Extract every line of the entries below and reproduce each one verbatim.

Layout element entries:
- - -

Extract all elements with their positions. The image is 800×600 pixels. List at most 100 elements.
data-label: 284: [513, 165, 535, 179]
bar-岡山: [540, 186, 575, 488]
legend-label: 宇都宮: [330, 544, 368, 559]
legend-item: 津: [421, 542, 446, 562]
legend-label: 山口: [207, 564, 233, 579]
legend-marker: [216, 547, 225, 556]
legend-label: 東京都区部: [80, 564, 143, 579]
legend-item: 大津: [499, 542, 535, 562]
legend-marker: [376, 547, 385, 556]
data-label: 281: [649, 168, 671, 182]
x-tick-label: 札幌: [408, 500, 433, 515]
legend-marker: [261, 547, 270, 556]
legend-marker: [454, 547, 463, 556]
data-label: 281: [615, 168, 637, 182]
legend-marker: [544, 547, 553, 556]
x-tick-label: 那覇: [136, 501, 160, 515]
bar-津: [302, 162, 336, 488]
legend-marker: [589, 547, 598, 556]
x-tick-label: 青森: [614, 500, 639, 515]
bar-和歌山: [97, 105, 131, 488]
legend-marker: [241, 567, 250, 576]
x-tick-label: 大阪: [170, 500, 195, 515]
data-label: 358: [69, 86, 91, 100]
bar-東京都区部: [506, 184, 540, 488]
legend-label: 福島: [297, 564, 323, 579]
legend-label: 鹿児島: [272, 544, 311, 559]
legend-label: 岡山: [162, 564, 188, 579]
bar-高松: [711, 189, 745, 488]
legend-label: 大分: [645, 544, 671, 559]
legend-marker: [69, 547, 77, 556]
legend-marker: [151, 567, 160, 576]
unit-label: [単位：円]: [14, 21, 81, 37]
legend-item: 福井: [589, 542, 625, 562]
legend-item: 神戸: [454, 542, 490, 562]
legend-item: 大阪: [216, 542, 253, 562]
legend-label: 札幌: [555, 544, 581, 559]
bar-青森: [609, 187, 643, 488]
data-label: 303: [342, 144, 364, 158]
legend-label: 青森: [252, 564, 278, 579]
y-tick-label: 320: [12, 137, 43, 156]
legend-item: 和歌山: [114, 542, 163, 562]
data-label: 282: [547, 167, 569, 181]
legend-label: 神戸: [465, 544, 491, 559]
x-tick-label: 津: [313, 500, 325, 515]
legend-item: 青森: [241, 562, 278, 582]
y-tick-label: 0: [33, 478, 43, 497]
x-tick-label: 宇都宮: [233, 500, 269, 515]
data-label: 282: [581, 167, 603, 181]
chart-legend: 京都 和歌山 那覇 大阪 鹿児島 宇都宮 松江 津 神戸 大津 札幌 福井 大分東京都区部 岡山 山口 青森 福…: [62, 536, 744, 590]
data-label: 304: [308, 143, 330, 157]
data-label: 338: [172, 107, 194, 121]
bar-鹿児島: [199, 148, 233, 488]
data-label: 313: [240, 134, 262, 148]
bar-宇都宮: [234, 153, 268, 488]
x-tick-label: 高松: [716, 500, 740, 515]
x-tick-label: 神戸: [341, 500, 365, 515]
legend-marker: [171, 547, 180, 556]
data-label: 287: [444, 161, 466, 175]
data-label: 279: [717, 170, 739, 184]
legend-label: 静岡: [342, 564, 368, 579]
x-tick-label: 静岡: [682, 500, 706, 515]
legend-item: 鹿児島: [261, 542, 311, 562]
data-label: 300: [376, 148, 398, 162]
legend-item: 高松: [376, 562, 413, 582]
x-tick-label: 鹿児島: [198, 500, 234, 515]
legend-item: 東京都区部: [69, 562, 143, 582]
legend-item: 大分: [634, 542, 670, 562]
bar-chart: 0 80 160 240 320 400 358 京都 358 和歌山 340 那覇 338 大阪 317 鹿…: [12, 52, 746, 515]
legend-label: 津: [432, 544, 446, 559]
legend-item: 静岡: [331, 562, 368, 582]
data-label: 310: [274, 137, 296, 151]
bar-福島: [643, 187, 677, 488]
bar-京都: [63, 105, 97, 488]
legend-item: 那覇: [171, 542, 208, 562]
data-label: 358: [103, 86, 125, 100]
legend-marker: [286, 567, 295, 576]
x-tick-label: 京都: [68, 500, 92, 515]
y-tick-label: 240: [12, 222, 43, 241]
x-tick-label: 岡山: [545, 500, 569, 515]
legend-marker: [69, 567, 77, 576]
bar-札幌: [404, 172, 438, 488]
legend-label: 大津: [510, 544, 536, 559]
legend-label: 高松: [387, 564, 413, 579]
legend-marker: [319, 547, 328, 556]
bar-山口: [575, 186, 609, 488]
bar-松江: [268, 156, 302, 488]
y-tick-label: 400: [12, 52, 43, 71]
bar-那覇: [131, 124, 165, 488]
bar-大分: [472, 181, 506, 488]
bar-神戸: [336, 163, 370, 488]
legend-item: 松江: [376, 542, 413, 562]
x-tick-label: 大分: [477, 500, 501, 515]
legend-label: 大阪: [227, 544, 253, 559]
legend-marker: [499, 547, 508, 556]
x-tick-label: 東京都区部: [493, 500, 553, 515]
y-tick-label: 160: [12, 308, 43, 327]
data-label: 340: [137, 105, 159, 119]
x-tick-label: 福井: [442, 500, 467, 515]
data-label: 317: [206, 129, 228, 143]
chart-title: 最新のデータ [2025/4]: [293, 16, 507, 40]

- - -

* [WRITTEN SOLUTION]:
Extract all elements with their positions. The image is 800×600 pixels. List at most 100 elements.
data-label: 284: [513, 165, 535, 179]
bar-岡山: [540, 186, 575, 488]
legend-label: 宇都宮: [330, 544, 368, 559]
legend-item: 津: [421, 542, 446, 562]
legend-label: 山口: [207, 564, 233, 579]
legend-marker: [216, 547, 225, 556]
legend-label: 東京都区部: [80, 564, 143, 579]
legend-item: 大津: [499, 542, 535, 562]
legend-marker: [376, 547, 385, 556]
data-label: 281: [649, 168, 671, 182]
x-tick-label: 札幌: [408, 500, 433, 515]
legend-marker: [261, 547, 270, 556]
legend-marker: [454, 547, 463, 556]
data-label: 281: [615, 168, 637, 182]
legend-marker: [544, 547, 553, 556]
x-tick-label: 那覇: [136, 501, 160, 515]
bar-津: [302, 162, 336, 488]
legend-marker: [589, 547, 598, 556]
x-tick-label: 青森: [614, 500, 639, 515]
bar-和歌山: [97, 105, 131, 488]
legend-marker: [241, 567, 250, 576]
x-tick-label: 大阪: [170, 500, 195, 515]
data-label: 358: [69, 86, 91, 100]
bar-東京都区部: [506, 184, 540, 488]
legend-label: 福島: [297, 564, 323, 579]
legend-label: 鹿児島: [272, 544, 311, 559]
legend-label: 岡山: [162, 564, 188, 579]
bar-高松: [711, 189, 745, 488]
legend-label: 大分: [645, 544, 671, 559]
legend-marker: [69, 547, 77, 556]
legend-marker: [151, 567, 160, 576]
unit-label: [単位：円]: [14, 21, 81, 37]
legend-item: 福井: [589, 542, 625, 562]
legend-item: 神戸: [454, 542, 490, 562]
legend-item: 大阪: [216, 542, 253, 562]
legend-label: 札幌: [555, 544, 581, 559]
bar-青森: [609, 187, 643, 488]
data-label: 303: [342, 144, 364, 158]
legend-label: 青森: [252, 564, 278, 579]
y-tick-label: 320: [12, 137, 43, 156]
legend-item: 和歌山: [114, 542, 163, 562]
data-label: 282: [547, 167, 569, 181]
legend-label: 神戸: [465, 544, 491, 559]
x-tick-label: 津: [313, 500, 325, 515]
legend-item: 青森: [241, 562, 278, 582]
y-tick-label: 0: [33, 478, 43, 497]
x-tick-label: 宇都宮: [233, 500, 269, 515]
data-label: 282: [581, 167, 603, 181]
chart-legend: 京都 和歌山 那覇 大阪 鹿児島 宇都宮 松江 津 神戸 大津 札幌 福井 大分東京都区部 岡山 山口 青森 福…: [62, 536, 744, 590]
data-label: 304: [308, 143, 330, 157]
data-label: 338: [172, 107, 194, 121]
bar-鹿児島: [199, 148, 233, 488]
data-label: 313: [240, 134, 262, 148]
bar-宇都宮: [234, 153, 268, 488]
x-tick-label: 高松: [716, 500, 740, 515]
x-tick-label: 神戸: [341, 500, 365, 515]
legend-marker: [171, 547, 180, 556]
data-label: 287: [444, 161, 466, 175]
data-label: 279: [717, 170, 739, 184]
legend-label: 静岡: [342, 564, 368, 579]
x-tick-label: 静岡: [682, 500, 706, 515]
legend-item: 鹿児島: [261, 542, 311, 562]
data-label: 300: [376, 148, 398, 162]
legend-item: 高松: [376, 562, 413, 582]
x-tick-label: 鹿児島: [198, 500, 234, 515]
legend-item: 東京都区部: [69, 562, 143, 582]
legend-item: 大分: [634, 542, 670, 562]
bar-chart: 0 80 160 240 320 400 358 京都 358 和歌山 340 那覇 338 大阪 317 鹿…: [12, 52, 746, 515]
legend-label: 津: [432, 544, 446, 559]
legend-item: 静岡: [331, 562, 368, 582]
data-label: 310: [274, 137, 296, 151]
bar-福島: [643, 187, 677, 488]
bar-京都: [63, 105, 97, 488]
legend-item: 那覇: [171, 542, 208, 562]
data-label: 358: [103, 86, 125, 100]
legend-marker: [286, 567, 295, 576]
x-tick-label: 京都: [68, 500, 92, 515]
y-tick-label: 240: [12, 222, 43, 241]
x-tick-label: 岡山: [545, 500, 569, 515]
legend-marker: [69, 567, 77, 576]
bar-札幌: [404, 172, 438, 488]
legend-label: 大津: [510, 544, 536, 559]
legend-label: 高松: [387, 564, 413, 579]
legend-marker: [319, 547, 328, 556]
bar-山口: [575, 186, 609, 488]
bar-松江: [268, 156, 302, 488]
y-tick-label: 400: [12, 52, 43, 71]
bar-那覇: [131, 124, 165, 488]
bar-大分: [472, 181, 506, 488]
bar-神戸: [336, 163, 370, 488]
legend-item: 松江: [376, 542, 413, 562]
x-tick-label: 大分: [477, 500, 501, 515]
legend-label: 大阪: [227, 544, 253, 559]
legend-marker: [499, 547, 508, 556]
x-tick-label: 東京都区部: [493, 500, 553, 515]
y-tick-label: 160: [12, 308, 43, 327]
data-label: 340: [137, 105, 159, 119]
x-tick-label: 福井: [442, 500, 467, 515]
data-label: 317: [206, 129, 228, 143]
chart-title: 最新のデータ [2025/4]: [293, 16, 507, 40]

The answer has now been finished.